> **MATERIAL SUPPLIED**
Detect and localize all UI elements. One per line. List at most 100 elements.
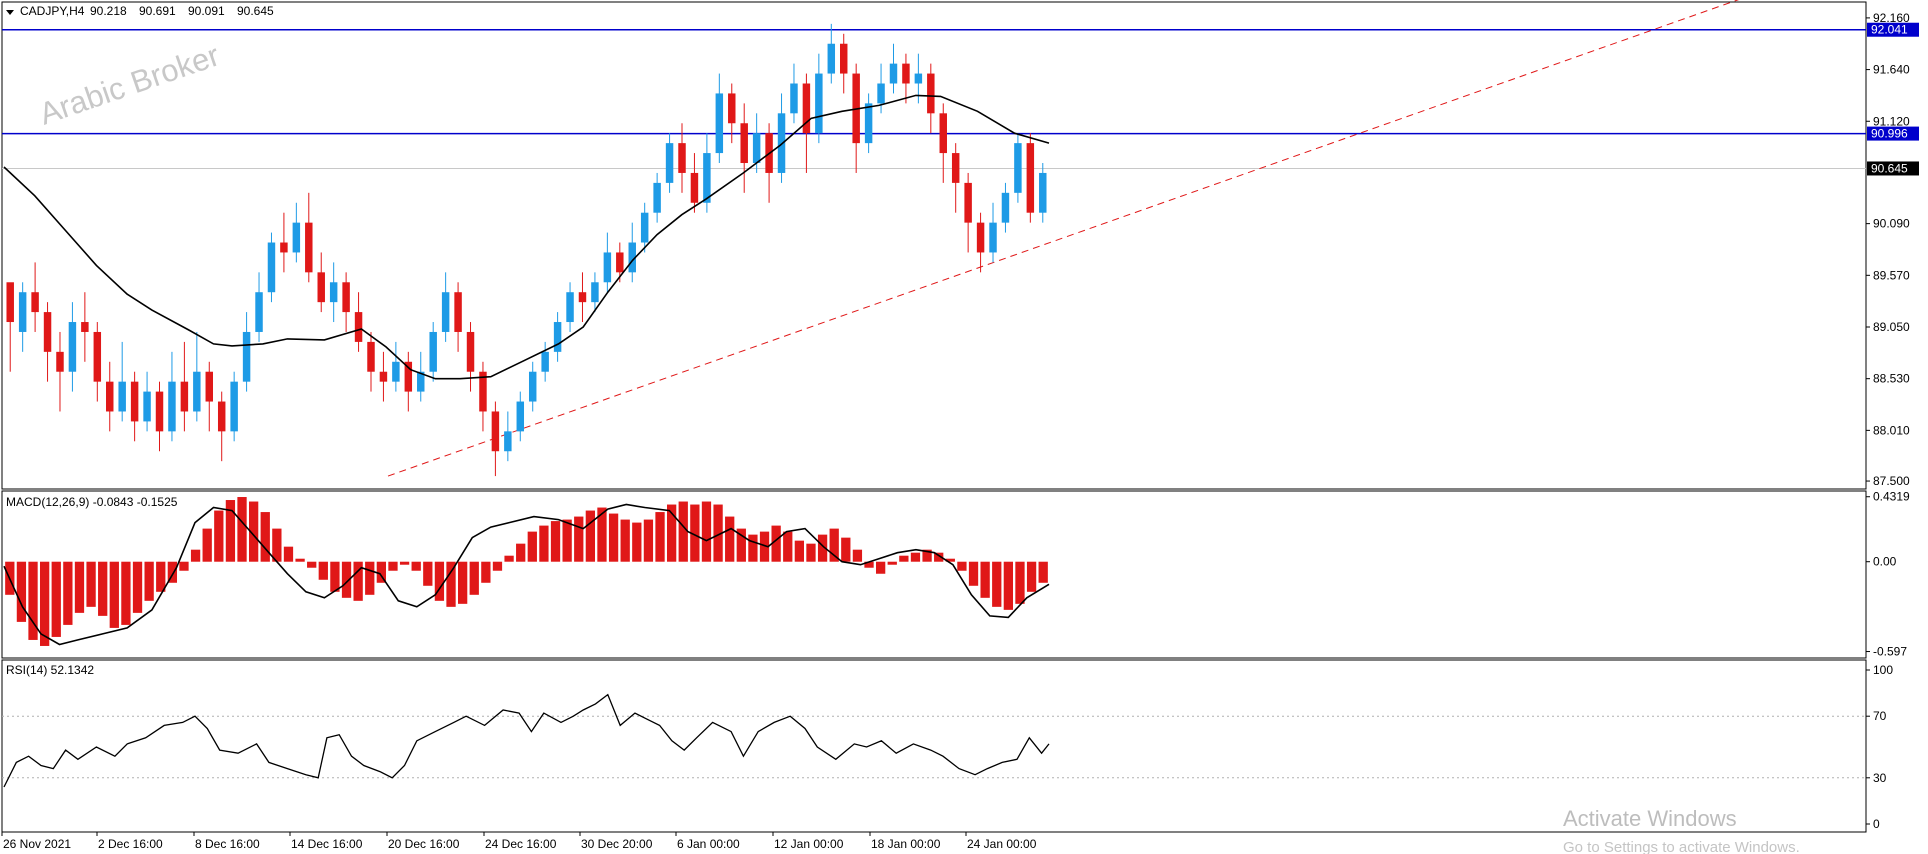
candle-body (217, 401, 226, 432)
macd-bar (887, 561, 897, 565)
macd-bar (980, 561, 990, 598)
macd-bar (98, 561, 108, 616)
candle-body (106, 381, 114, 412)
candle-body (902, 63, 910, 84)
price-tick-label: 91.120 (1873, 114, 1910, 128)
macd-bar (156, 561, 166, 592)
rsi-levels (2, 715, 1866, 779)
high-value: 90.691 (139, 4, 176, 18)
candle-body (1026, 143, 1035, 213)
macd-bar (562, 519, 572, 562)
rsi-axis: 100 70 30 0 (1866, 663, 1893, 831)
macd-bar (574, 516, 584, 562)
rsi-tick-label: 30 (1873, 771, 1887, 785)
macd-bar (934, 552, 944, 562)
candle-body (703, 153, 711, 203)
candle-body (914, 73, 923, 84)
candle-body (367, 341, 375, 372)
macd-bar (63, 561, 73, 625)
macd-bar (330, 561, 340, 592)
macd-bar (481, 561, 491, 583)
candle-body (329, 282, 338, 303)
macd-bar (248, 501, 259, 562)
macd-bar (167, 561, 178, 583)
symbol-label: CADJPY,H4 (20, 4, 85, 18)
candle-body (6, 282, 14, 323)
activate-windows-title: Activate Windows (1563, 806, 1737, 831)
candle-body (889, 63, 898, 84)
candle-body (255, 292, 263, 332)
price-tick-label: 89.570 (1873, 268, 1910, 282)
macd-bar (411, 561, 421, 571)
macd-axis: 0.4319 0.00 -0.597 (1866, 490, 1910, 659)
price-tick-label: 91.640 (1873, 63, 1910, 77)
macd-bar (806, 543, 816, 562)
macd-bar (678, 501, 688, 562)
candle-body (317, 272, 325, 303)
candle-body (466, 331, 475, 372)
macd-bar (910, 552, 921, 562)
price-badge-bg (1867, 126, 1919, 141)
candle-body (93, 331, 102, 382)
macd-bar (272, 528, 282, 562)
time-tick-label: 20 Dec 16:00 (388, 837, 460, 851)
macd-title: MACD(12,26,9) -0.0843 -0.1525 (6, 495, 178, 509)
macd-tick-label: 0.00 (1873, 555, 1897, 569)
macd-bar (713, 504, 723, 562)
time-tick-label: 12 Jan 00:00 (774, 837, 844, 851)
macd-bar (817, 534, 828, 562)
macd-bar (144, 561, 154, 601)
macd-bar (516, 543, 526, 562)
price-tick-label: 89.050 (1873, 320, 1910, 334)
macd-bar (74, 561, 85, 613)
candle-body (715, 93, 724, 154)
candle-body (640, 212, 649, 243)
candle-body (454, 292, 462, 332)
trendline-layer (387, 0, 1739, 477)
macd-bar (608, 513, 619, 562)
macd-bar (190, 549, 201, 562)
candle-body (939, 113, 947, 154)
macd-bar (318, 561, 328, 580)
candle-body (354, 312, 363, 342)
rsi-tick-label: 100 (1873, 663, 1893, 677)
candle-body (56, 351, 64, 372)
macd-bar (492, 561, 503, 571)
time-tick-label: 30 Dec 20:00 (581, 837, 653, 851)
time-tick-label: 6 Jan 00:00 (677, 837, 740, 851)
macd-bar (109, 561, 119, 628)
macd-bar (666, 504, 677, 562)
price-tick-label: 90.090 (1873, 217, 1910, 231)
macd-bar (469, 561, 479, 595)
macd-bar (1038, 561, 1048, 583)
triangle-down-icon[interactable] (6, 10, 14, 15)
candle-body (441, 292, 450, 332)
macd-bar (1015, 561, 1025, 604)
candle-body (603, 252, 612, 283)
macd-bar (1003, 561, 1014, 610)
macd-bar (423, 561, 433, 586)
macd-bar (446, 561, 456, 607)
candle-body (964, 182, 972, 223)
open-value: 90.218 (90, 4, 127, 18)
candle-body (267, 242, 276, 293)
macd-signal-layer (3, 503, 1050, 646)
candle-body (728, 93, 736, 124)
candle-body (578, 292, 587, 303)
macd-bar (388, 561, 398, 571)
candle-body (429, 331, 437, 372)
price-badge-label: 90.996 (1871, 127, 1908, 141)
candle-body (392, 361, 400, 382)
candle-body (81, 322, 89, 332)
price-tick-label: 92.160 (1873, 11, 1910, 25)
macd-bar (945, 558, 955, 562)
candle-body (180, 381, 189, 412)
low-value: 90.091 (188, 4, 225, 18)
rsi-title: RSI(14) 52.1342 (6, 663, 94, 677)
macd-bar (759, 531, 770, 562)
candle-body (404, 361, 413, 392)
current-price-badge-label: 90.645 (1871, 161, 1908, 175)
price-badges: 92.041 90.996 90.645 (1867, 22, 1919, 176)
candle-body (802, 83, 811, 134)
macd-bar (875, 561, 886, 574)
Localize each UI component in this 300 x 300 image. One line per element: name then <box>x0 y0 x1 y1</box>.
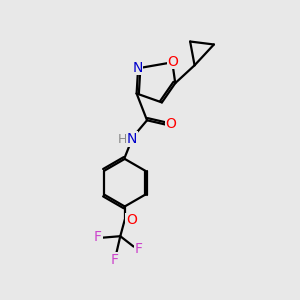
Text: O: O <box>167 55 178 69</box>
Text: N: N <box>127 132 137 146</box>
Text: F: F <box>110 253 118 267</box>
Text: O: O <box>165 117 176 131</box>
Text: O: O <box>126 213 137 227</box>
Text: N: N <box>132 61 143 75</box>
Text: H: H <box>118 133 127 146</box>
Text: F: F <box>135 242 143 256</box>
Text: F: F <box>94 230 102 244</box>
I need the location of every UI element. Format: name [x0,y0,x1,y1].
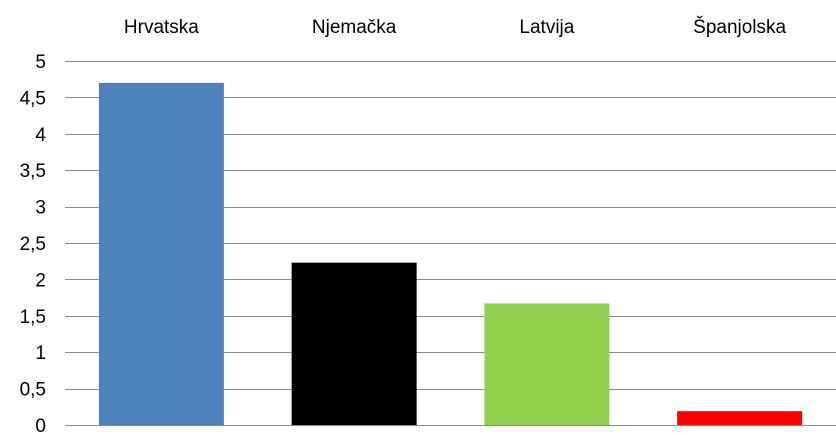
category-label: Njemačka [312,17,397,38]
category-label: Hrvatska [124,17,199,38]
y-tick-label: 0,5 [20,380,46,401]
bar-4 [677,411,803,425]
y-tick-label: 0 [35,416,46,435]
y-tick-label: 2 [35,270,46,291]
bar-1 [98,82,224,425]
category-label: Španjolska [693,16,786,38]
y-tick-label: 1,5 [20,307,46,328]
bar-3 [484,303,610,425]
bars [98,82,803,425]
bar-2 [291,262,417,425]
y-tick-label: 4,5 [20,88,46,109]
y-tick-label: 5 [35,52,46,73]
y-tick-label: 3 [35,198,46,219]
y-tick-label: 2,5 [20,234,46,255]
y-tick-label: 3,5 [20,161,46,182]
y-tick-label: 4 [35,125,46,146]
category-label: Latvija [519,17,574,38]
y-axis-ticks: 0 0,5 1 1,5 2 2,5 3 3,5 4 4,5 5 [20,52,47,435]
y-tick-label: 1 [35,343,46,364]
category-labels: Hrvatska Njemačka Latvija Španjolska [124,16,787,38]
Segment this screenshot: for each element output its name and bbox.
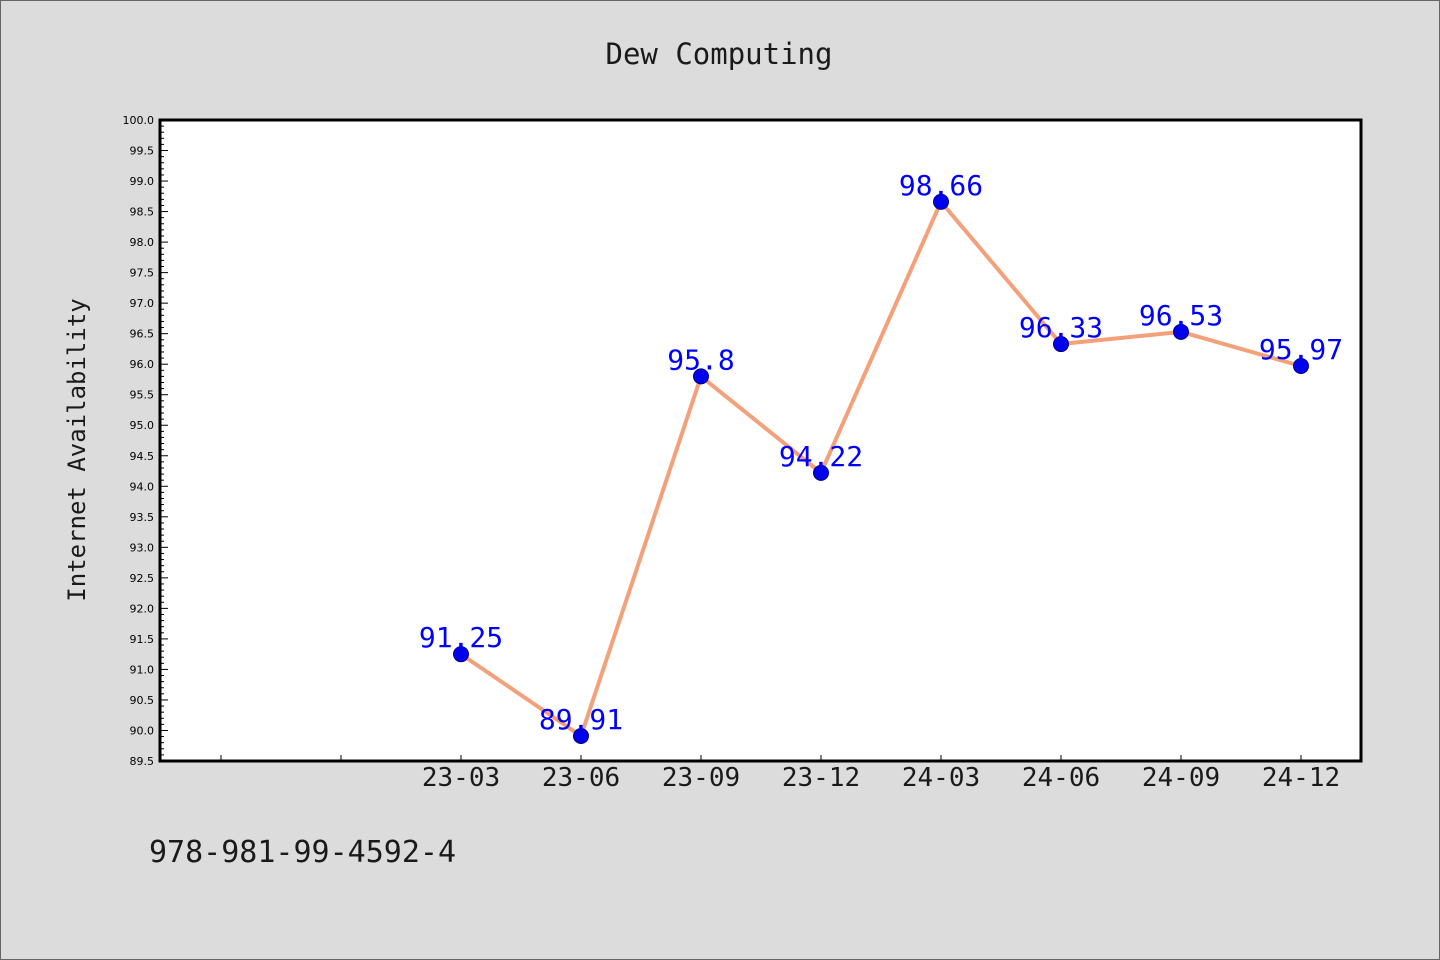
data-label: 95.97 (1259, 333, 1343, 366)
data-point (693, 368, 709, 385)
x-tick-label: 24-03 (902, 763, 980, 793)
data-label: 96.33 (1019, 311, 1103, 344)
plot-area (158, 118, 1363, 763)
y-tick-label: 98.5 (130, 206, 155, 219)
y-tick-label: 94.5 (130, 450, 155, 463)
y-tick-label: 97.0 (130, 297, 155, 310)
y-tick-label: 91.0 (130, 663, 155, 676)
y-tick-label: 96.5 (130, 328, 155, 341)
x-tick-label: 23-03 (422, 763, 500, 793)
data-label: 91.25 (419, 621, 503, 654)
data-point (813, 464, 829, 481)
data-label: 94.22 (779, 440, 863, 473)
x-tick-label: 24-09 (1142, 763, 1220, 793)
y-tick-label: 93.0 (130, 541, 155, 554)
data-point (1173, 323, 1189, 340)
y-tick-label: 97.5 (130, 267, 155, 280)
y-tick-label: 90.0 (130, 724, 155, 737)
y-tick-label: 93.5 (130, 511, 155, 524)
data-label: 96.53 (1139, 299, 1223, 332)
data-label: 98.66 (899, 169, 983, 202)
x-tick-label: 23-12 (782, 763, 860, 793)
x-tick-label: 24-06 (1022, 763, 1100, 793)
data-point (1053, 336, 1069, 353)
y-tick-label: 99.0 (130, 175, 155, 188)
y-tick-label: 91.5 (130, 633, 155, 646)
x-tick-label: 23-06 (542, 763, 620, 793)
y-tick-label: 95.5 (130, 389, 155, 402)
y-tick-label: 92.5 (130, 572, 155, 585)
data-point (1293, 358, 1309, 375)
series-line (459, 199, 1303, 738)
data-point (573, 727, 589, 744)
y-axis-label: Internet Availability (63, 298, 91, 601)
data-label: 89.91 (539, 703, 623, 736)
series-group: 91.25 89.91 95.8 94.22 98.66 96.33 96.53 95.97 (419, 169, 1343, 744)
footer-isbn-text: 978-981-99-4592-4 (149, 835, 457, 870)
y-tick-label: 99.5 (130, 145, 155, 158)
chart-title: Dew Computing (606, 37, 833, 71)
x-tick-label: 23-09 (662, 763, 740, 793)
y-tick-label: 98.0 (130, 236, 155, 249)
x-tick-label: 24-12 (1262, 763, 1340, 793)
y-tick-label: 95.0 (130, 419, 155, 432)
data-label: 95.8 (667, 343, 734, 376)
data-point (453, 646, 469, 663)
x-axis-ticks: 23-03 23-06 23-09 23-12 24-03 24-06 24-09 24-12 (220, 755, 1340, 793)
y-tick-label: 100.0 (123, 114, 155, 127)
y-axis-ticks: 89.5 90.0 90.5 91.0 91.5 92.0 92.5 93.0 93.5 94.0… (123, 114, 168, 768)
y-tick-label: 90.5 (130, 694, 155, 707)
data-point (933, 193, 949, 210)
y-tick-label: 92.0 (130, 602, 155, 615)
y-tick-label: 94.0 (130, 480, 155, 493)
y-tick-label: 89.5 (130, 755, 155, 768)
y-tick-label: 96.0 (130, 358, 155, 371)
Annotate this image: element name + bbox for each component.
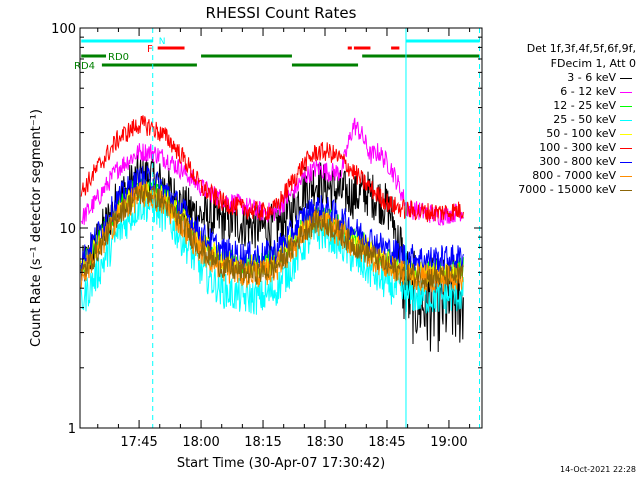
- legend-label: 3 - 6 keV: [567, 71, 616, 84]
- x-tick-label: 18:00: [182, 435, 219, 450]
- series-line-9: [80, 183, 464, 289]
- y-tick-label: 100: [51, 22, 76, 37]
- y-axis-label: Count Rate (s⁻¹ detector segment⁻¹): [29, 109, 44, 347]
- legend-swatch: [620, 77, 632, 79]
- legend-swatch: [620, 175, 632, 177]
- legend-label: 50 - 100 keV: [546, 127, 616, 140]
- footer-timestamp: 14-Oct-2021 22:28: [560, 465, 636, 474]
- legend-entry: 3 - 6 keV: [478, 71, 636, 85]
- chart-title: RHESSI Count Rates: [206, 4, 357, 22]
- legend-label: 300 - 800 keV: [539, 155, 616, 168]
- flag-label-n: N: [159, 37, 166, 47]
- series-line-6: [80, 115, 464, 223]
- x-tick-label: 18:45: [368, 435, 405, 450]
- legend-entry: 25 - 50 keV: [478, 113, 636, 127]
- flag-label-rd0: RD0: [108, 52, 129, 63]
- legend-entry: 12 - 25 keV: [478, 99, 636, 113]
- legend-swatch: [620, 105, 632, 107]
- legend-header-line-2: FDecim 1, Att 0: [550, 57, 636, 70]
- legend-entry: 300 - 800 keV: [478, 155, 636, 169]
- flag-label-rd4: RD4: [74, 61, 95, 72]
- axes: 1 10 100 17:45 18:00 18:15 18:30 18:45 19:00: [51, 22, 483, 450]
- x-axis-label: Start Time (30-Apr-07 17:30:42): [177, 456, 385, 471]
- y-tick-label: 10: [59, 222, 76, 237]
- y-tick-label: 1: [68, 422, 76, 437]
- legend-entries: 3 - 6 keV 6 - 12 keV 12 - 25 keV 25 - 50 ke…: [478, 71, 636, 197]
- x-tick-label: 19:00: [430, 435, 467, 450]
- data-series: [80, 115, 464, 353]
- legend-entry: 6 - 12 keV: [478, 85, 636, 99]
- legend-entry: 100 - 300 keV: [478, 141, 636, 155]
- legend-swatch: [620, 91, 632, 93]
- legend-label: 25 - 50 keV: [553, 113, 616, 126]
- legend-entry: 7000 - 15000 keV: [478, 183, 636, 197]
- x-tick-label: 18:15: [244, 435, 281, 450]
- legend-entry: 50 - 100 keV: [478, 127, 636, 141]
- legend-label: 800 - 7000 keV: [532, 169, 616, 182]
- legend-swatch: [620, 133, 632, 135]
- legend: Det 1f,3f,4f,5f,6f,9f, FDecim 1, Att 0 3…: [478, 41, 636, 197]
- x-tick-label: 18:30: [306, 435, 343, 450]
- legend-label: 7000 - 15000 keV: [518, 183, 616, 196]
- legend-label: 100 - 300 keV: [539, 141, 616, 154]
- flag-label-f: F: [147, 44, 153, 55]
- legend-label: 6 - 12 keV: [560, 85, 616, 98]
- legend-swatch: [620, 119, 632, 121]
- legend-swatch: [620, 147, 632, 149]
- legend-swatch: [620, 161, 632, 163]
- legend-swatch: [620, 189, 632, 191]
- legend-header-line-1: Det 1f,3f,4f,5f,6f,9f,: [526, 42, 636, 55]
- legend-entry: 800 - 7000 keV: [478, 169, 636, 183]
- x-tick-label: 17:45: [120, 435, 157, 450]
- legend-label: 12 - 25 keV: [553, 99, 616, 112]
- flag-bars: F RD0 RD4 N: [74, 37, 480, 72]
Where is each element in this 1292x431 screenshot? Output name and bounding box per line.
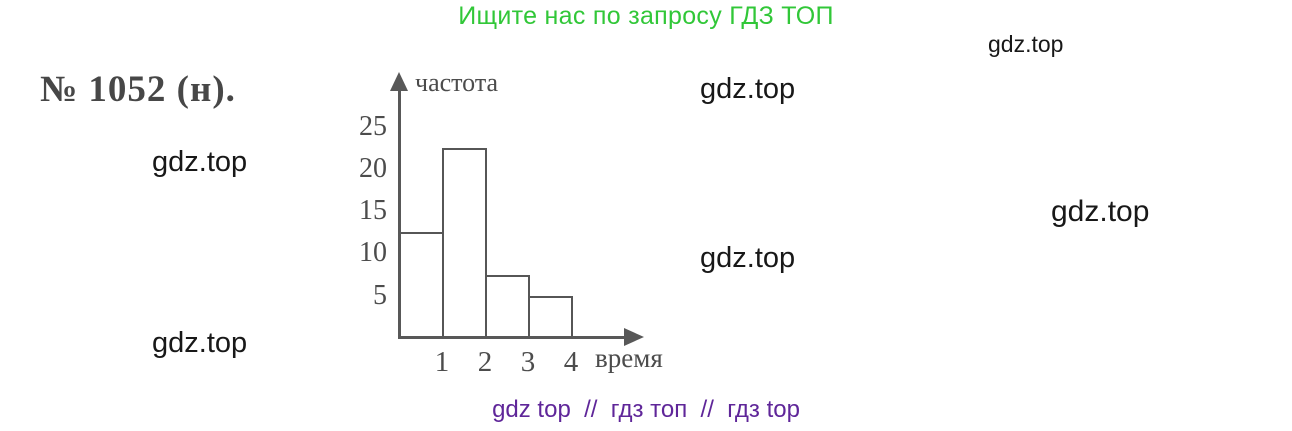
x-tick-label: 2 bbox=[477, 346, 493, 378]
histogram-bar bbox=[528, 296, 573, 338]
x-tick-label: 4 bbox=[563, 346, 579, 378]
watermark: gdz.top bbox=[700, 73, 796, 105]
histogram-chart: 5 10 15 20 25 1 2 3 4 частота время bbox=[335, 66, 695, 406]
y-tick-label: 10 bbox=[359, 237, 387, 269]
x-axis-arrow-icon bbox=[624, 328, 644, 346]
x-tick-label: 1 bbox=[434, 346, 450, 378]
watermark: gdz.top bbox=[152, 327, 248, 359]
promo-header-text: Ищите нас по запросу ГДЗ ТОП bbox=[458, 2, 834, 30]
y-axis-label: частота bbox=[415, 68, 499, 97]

> **DIRECTIVE**
Print the part of the data that opens with the line containing "category-label: Njemačka [312,17,397,38]" and closes with the line containing "y-axis-ticks: 0 0,5", keeping every line unchanged.

> **REPLY TO THE EXERCISE**
category-label: Njemačka [312,17,397,38]
category-label: Hrvatska [124,17,199,38]
y-tick-label: 0,5 [20,380,46,401]
bar-4 [677,411,803,425]
y-tick-label: 0 [35,416,46,435]
y-tick-label: 2 [35,270,46,291]
bar-1 [98,82,224,425]
category-label: Španjolska [693,16,786,38]
y-tick-label: 1,5 [20,307,46,328]
bar-3 [484,303,610,425]
bars [98,82,803,425]
bar-2 [291,262,417,425]
y-tick-label: 4,5 [20,88,46,109]
y-tick-label: 5 [35,52,46,73]
y-tick-label: 3 [35,198,46,219]
y-tick-label: 2,5 [20,234,46,255]
y-tick-label: 3,5 [20,161,46,182]
y-tick-label: 4 [35,125,46,146]
category-label: Latvija [519,17,574,38]
y-axis-ticks: 0 0,5 1 1,5 2 2,5 3 3,5 4 4,5 5 [20,52,47,435]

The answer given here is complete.